→ **GIVEN PROBLEM**
Pick out the lines in the listing below that contain the word "жилья" and copy them.

Saved data entries
§ §

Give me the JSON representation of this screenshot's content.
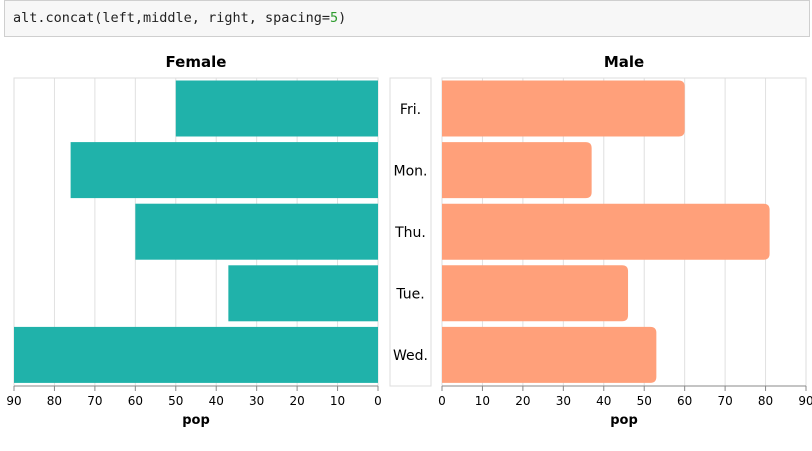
{
  "code": {
    "prefix": "alt.concat(left,middle, right, spacing=",
    "number": "5",
    "suffix": ")"
  },
  "chart_data": [
    {
      "type": "bar",
      "title": "Female",
      "xlabel": "pop",
      "orientation": "horizontal",
      "x_reversed": true,
      "xlim": [
        0,
        90
      ],
      "ticks": [
        0,
        10,
        20,
        30,
        40,
        50,
        60,
        70,
        80,
        90
      ],
      "categories": [
        "Fri.",
        "Mon.",
        "Thu.",
        "Tue.",
        "Wed."
      ],
      "values": [
        50,
        76,
        60,
        37,
        90
      ],
      "color": "#20b2aa",
      "grid": true
    },
    {
      "type": "table",
      "categories": [
        "Fri.",
        "Mon.",
        "Thu.",
        "Tue.",
        "Wed."
      ]
    },
    {
      "type": "bar",
      "title": "Male",
      "xlabel": "pop",
      "orientation": "horizontal",
      "xlim": [
        0,
        90
      ],
      "ticks": [
        0,
        10,
        20,
        30,
        40,
        50,
        60,
        70,
        80,
        90
      ],
      "categories": [
        "Fri.",
        "Mon.",
        "Thu.",
        "Tue.",
        "Wed."
      ],
      "values": [
        60,
        37,
        81,
        46,
        53
      ],
      "color": "#ffa07a",
      "grid": true
    }
  ]
}
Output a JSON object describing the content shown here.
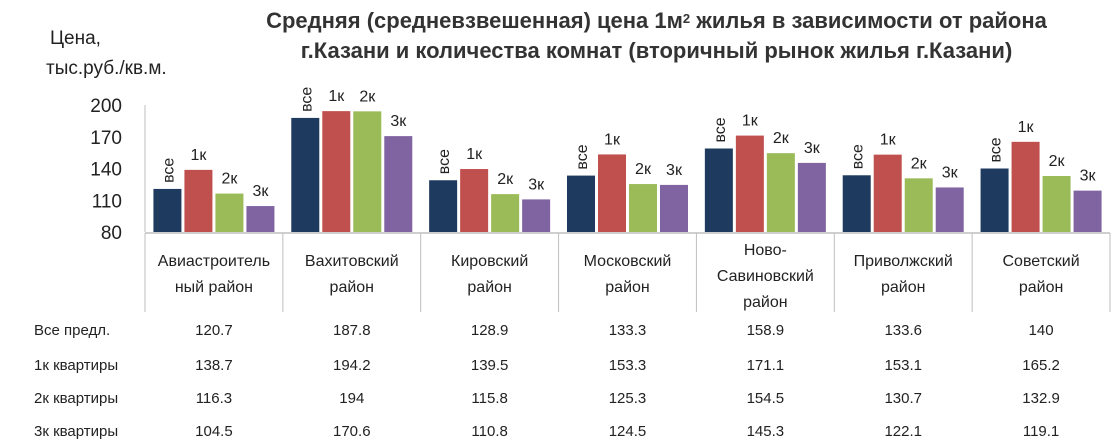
{
  "chart_data": {
    "type": "bar",
    "title_main": "Средняя (средневзвешенная) цена 1м",
    "title_sup": "2",
    "title_rest": " жилья в зависимости от района",
    "title_line2": "г.Казани и количества комнат (вторичный рынок жилья г.Казани)",
    "ylabel_line1": "Цена,",
    "ylabel_line2": "тыс.руб./кв.м.",
    "ylim": [
      80,
      200
    ],
    "yticks": [
      80,
      110,
      140,
      170,
      200
    ],
    "categories": [
      [
        "Авиастроитель",
        "ный район"
      ],
      [
        "Вахитовский",
        "район"
      ],
      [
        "Кировский",
        "район"
      ],
      [
        "Московский",
        "район"
      ],
      [
        "Ново-",
        "Савиновский",
        "район"
      ],
      [
        "Приволжский",
        "район"
      ],
      [
        "Советский",
        "район"
      ]
    ],
    "bar_labels": [
      "все",
      "1к",
      "2к",
      "3к"
    ],
    "series": [
      {
        "name": "Все предл.",
        "color": "#1f3a5f",
        "values": [
          120.7,
          187.8,
          128.9,
          133.3,
          158.9,
          133.6,
          140
        ]
      },
      {
        "name": "1к квартиры",
        "color": "#c0504d",
        "values": [
          138.7,
          194.2,
          139.5,
          153.3,
          171.1,
          153.1,
          165.2
        ]
      },
      {
        "name": "2к квартиры",
        "color": "#9bbb59",
        "values": [
          116.3,
          194,
          115.8,
          125.3,
          154.5,
          130.7,
          132.9
        ]
      },
      {
        "name": "3к квартиры",
        "color": "#8064a2",
        "values": [
          104.5,
          170.6,
          110.8,
          124.5,
          145.3,
          122.1,
          119.1
        ]
      }
    ],
    "table_values": [
      [
        "120.7",
        "187.8",
        "128.9",
        "133.3",
        "158.9",
        "133.6",
        "140"
      ],
      [
        "138.7",
        "194.2",
        "139.5",
        "153.3",
        "171.1",
        "153.1",
        "165.2"
      ],
      [
        "116.3",
        "194",
        "115.8",
        "125.3",
        "154.5",
        "130.7",
        "132.9"
      ],
      [
        "104.5",
        "170.6",
        "110.8",
        "124.5",
        "145.3",
        "122.1",
        "119.1"
      ]
    ],
    "legend": "data-table-below"
  }
}
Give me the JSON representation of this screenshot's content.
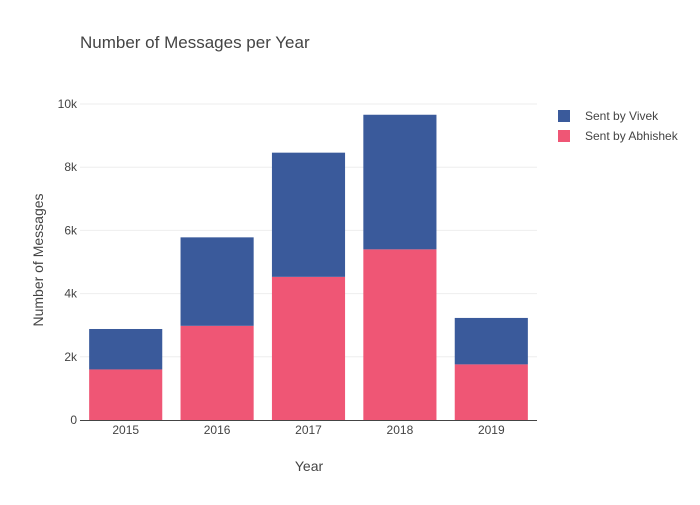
{
  "chart_data": {
    "type": "bar",
    "stacked": true,
    "title": "Number of Messages per Year",
    "xlabel": "Year",
    "ylabel": "Number of Messages",
    "categories": [
      "2015",
      "2016",
      "2017",
      "2018",
      "2019"
    ],
    "series": [
      {
        "name": "Sent by Abhishek",
        "color": "#ef5675",
        "values": [
          1600,
          2980,
          4530,
          5400,
          1760
        ]
      },
      {
        "name": "Sent by Vivek",
        "color": "#3a5a9b",
        "values": [
          1280,
          2800,
          3930,
          4260,
          1470
        ]
      }
    ],
    "ylim": [
      0,
      10000
    ],
    "yticks": [
      0,
      2000,
      4000,
      6000,
      8000,
      10000
    ],
    "ytick_labels": [
      "0",
      "2k",
      "4k",
      "6k",
      "8k",
      "10k"
    ],
    "grid": true,
    "legend": "top-right"
  }
}
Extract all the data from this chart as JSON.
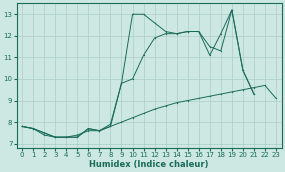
{
  "xlabel": "Humidex (Indice chaleur)",
  "xlim": [
    -0.5,
    23.5
  ],
  "ylim": [
    6.8,
    13.5
  ],
  "yticks": [
    7,
    8,
    9,
    10,
    11,
    12,
    13
  ],
  "xticks": [
    0,
    1,
    2,
    3,
    4,
    5,
    6,
    7,
    8,
    9,
    10,
    11,
    12,
    13,
    14,
    15,
    16,
    17,
    18,
    19,
    20,
    21,
    22,
    23
  ],
  "bg_color": "#cde8e2",
  "grid_color": "#aacfc8",
  "line_color": "#1a6b5a",
  "line1_x": [
    0,
    1,
    2,
    3,
    4,
    5,
    6,
    7,
    8,
    9,
    10,
    11,
    12,
    13,
    14,
    15,
    16,
    17,
    18,
    19,
    20,
    21
  ],
  "line1_y": [
    7.8,
    7.7,
    7.5,
    7.3,
    7.3,
    7.3,
    7.7,
    7.6,
    7.8,
    9.8,
    13.0,
    13.0,
    12.6,
    12.2,
    12.1,
    12.2,
    12.2,
    11.1,
    12.1,
    13.2,
    10.4,
    9.3
  ],
  "line2_x": [
    0,
    1,
    2,
    3,
    4,
    5,
    6,
    7,
    8,
    9,
    10,
    11,
    12,
    13,
    14,
    15,
    16,
    17,
    18,
    19,
    20,
    21
  ],
  "line2_y": [
    7.8,
    7.7,
    7.5,
    7.3,
    7.3,
    7.3,
    7.7,
    7.6,
    7.9,
    9.8,
    10.0,
    11.1,
    11.9,
    12.1,
    12.1,
    12.2,
    12.2,
    11.5,
    11.3,
    13.2,
    10.4,
    9.3
  ],
  "line3_x": [
    0,
    1,
    2,
    3,
    4,
    5,
    6,
    7,
    8,
    9,
    10,
    11,
    12,
    13,
    14,
    15,
    16,
    17,
    18,
    19,
    20,
    21,
    22,
    23
  ],
  "line3_y": [
    7.8,
    7.7,
    7.4,
    7.3,
    7.3,
    7.4,
    7.6,
    7.6,
    7.8,
    8.0,
    8.2,
    8.4,
    8.6,
    8.75,
    8.9,
    9.0,
    9.1,
    9.2,
    9.3,
    9.4,
    9.5,
    9.6,
    9.7,
    9.1
  ]
}
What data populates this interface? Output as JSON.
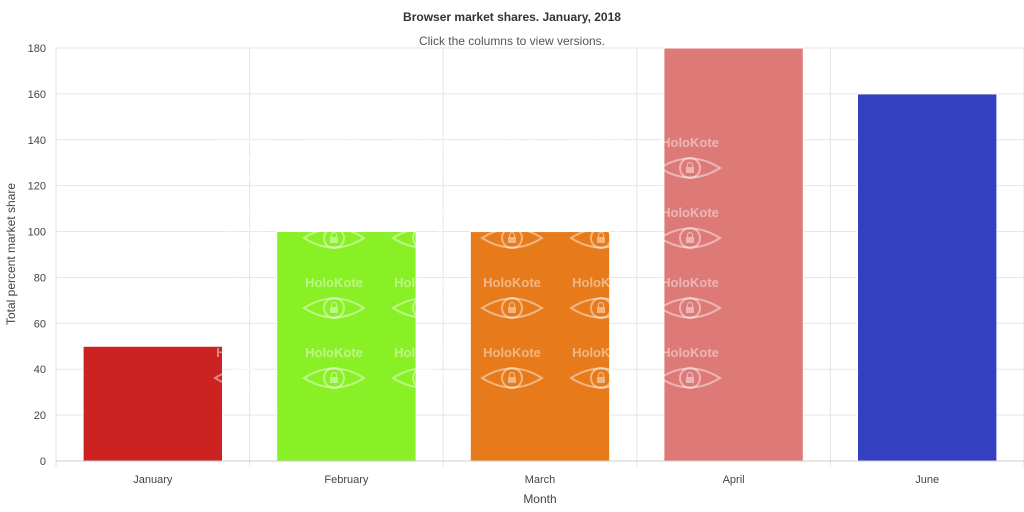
{
  "chart_data": {
    "type": "bar",
    "title": "Browser market shares. January, 2018",
    "subtitle": "Click the columns to view versions.",
    "xlabel": "Month",
    "ylabel": "Total percent market share",
    "categories": [
      "January",
      "February",
      "March",
      "April",
      "June"
    ],
    "values": [
      50,
      100,
      100,
      180,
      160
    ],
    "colors": [
      "#cc2222",
      "#88f024",
      "#e77b1c",
      "#dd7a78",
      "#3340c0"
    ],
    "ylim": [
      0,
      180
    ],
    "yticks": [
      0,
      20,
      40,
      60,
      80,
      100,
      120,
      140,
      160,
      180
    ],
    "grid": true,
    "legend": "none"
  },
  "watermark": {
    "text": "HoloKote",
    "icon": "eye-lock-icon"
  }
}
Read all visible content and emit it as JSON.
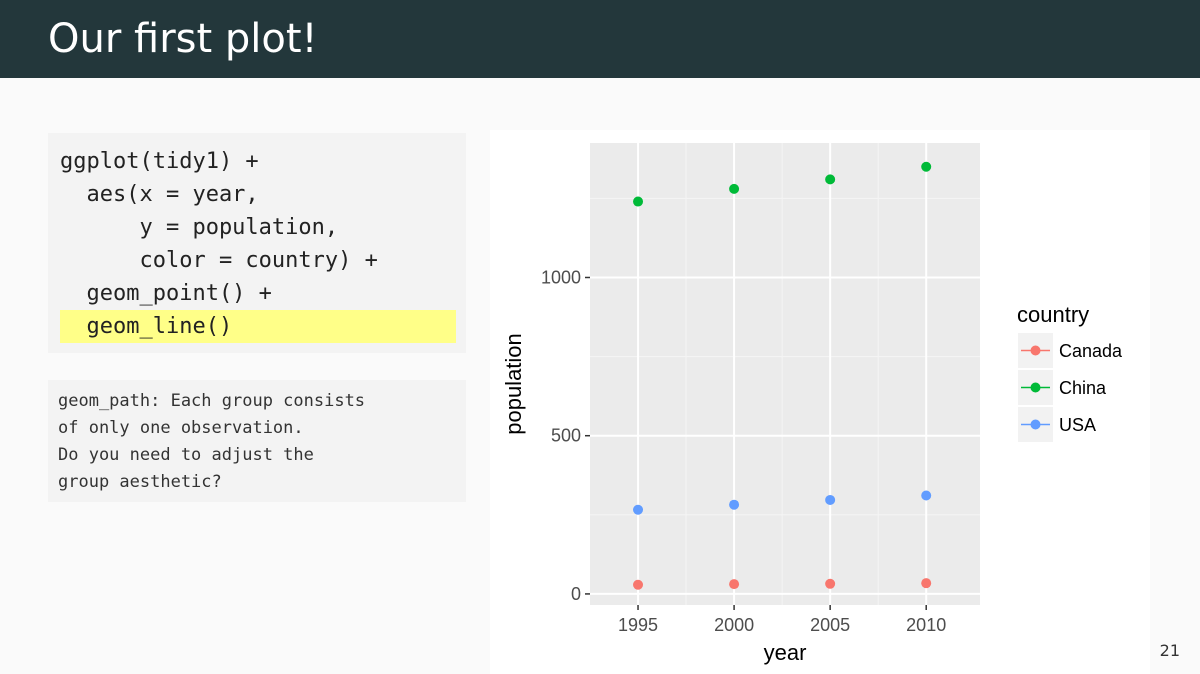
{
  "slide": {
    "title": "Our first plot!",
    "page_number": "21"
  },
  "code": {
    "lines": [
      "ggplot(tidy1) +",
      "  aes(x = year,",
      "      y = population,",
      "      color = country) +",
      "  geom_point() +",
      "  geom_line()"
    ],
    "highlight_color": "#ffff88"
  },
  "message": {
    "lines": [
      "geom_path: Each group consists",
      "of only one observation.",
      "Do you need to adjust the",
      "group aesthetic?"
    ]
  },
  "chart_data": {
    "type": "scatter",
    "xlabel": "year",
    "ylabel": "population",
    "x_ticks": [
      1995,
      2000,
      2005,
      2010
    ],
    "y_ticks": [
      0,
      500,
      1000
    ],
    "xlim": [
      1992.5,
      2012.8
    ],
    "ylim": [
      -35,
      1425
    ],
    "grid": true,
    "legend_title": "country",
    "legend_position": "right",
    "series": [
      {
        "name": "Canada",
        "color": "#f8766d",
        "x": [
          1995,
          2000,
          2005,
          2010
        ],
        "y": [
          29,
          31,
          32,
          34
        ]
      },
      {
        "name": "China",
        "color": "#00ba38",
        "x": [
          1995,
          2000,
          2005,
          2010
        ],
        "y": [
          1240,
          1280,
          1310,
          1350
        ]
      },
      {
        "name": "USA",
        "color": "#619cff",
        "x": [
          1995,
          2000,
          2005,
          2010
        ],
        "y": [
          266,
          282,
          297,
          311
        ]
      }
    ]
  }
}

§ §

→ **COMPLETED TASK**
    "title_rest": " жилья в зависимости от района",
    "title_line2": "г.Казани и количества комнат (вторичный рынок жилья г.Казани)",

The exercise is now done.